REQUESTS:
**A)** In the shunt trip thread below, list every item that te12co2w says has already been roughed in for.
**B)** Write out the passage of the shunt trip thread below that begins at the words "if all the appliances" and ends after "all of them.".
**C)** Using the shunt trip thread below, decide whether each statement agrees with it. Answer yes or no for each, and quote the deciding words.
(i) micromind says a single pole shunt trip breaker takes two spaces.
(ii) Podagrower advises feeding the hood control system from one of the shunt tripped breakers.
(iii) randomkiller says this work is usually left up to the EC.

EXCERPT TO READ:
--*--
# shunt trip, fire surppression, commercial resturant



## nap

if all the appliances are on the same panel, shunt trip breaker the main of that panel.
if not, then indivicual shunt trip breakers for each concerned appliance using a common circuit for all of them.


----------



## micromind

I've done this two different ways, depending on how many circuits need to be tripped out. In either case, the fire supression system has a normally open contact that closes when it is tripped. This in turn, sends voltage (usually 120AC) the the breakers that need to be tripped. 

If there are lots of circuits to be de-energized, a dedicated panel is installed containing a main breaker with a shunt trip coil. Sometimes it's a main lug panel, and the breaker that feeds it has the shunt trip coil. 

If its just a few circuits, single pole, 2 pole, and 3 pole breakers are available with shunt trip coils built into them. You need to plan ahead a bit here, because the shunt trip coil takes an additional space. For example, a single pole shunt trip breaker takes 2 spaces, and so on. 

Rob


----------



## Podagrower

You will need a series of relays for the hood fans. We usually use a system from captiveaire that has the relays to turn off the supply fan and underhood lights and turn on the exhaust fan in case of fire.
Also, make sure the hood control system is not fed from one of the shunt tripped breakers (or out of the shunt tripped panel). 
I hate seeing those shunt trips daisy chained together in a panel, but sometimes it is the only way.


----------



## randomkiller

Most often this is done with a purchased panel of relays that will kill the MUA units and also shut off the gas to the hotline. Don't you have a set of specs from the architect or engineer. This isn't something usually left up to the EC.


----------



## tripbraker

i appreciate all your replys - i have learned a thing or two - this will be the last thing i do on the job cause it will be an EXTRA - im leaning towards sub panel fed by shunt from the main then pass the micro switch through the shunt leaving the exhaust free from the sub and shunt , this seems the quickest and easiest way at this point , i have asked for specs and or a diagram for this correct me if im wrong ansel system but all i got was a small drawing of the micro switch


----------



## randomkiller

You could go right to the source, Ansul https://www.ansul.com/en/support/support.asp


----------



## te12co2w

Very timely. I am also getting involved in a similar situation, but maybe not as many things to shut down. I've not seen the plans for this yet but the owner insists that they do exist. The problem is that they want the bathroom and eating areas done now, but the kitchen specs are not going to get here before they finish the other areas. We've roughed in for kitchen lights and counter-top receptacles, proofer, and cooler but had to bag the rest because of lack of specs. So we told the owner that the rest will have to be surface mount because we don't know where anything else goes. It sounds like he is going to try to get one of those Ansul systems that has a cable in it to shut down the gas valve, and a microswitch for a relay for everything else. I've been around that cable system before but I thought maybe that was a thing of the past. Maybe not, though. Never used shunt trip breakers before so maybe I am still learning. Looking forward to it. Around here it is not too uncommon for people to want the man on the job to just handle things and not get too many other people involved. The inspector tells me that there will be a set of drawings or they will not approve the kitchen for opening.
--*--
LISTED RECORDS:
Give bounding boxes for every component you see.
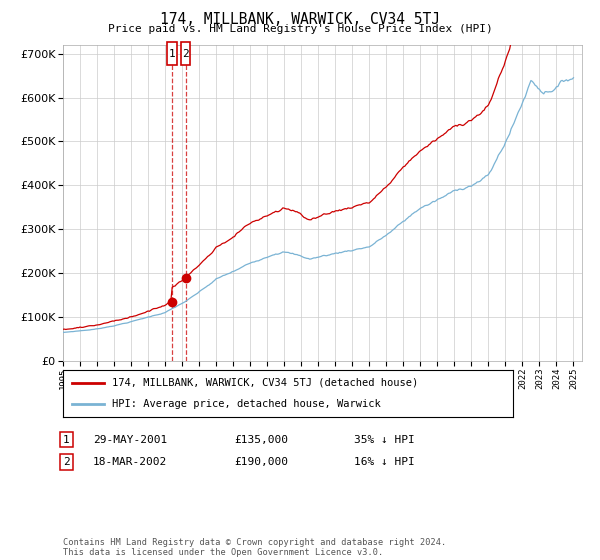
Text: 2: 2: [182, 49, 189, 58]
Text: 174, MILLBANK, WARWICK, CV34 5TJ: 174, MILLBANK, WARWICK, CV34 5TJ: [160, 12, 440, 27]
Text: 29-MAY-2001: 29-MAY-2001: [93, 435, 167, 445]
Text: 18-MAR-2002: 18-MAR-2002: [93, 457, 167, 467]
Text: 2: 2: [63, 457, 70, 467]
Text: 1: 1: [63, 435, 70, 445]
Text: HPI: Average price, detached house, Warwick: HPI: Average price, detached house, Warw…: [113, 399, 381, 409]
Text: 35% ↓ HPI: 35% ↓ HPI: [354, 435, 415, 445]
FancyBboxPatch shape: [181, 41, 190, 66]
Text: Price paid vs. HM Land Registry's House Price Index (HPI): Price paid vs. HM Land Registry's House …: [107, 24, 493, 34]
Text: 174, MILLBANK, WARWICK, CV34 5TJ (detached house): 174, MILLBANK, WARWICK, CV34 5TJ (detach…: [113, 378, 419, 388]
Text: 1: 1: [169, 49, 175, 58]
Text: 16% ↓ HPI: 16% ↓ HPI: [354, 457, 415, 467]
Text: £190,000: £190,000: [234, 457, 288, 467]
Text: Contains HM Land Registry data © Crown copyright and database right 2024.
This d: Contains HM Land Registry data © Crown c…: [63, 538, 446, 557]
Text: £135,000: £135,000: [234, 435, 288, 445]
FancyBboxPatch shape: [167, 41, 177, 66]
--*--
RESULTS FOR THE EXERCISE:
**A)**
kitchen lights
counter-top receptacles
proofer
cooler

**B)**
if all the appliances are on the same panel, shunt trip breaker the main of that panel.
if not, then indivicual shunt trip breakers for each concerned appliance using a common circuit for all of them.

**C)**
(i) Yes: "a single pole shunt trip breaker takes 2 spaces"
(ii) No: "make sure the hood control system is not fed from one of the shunt tripped breakers"
(iii) No: "This isn't something usually left up to the EC."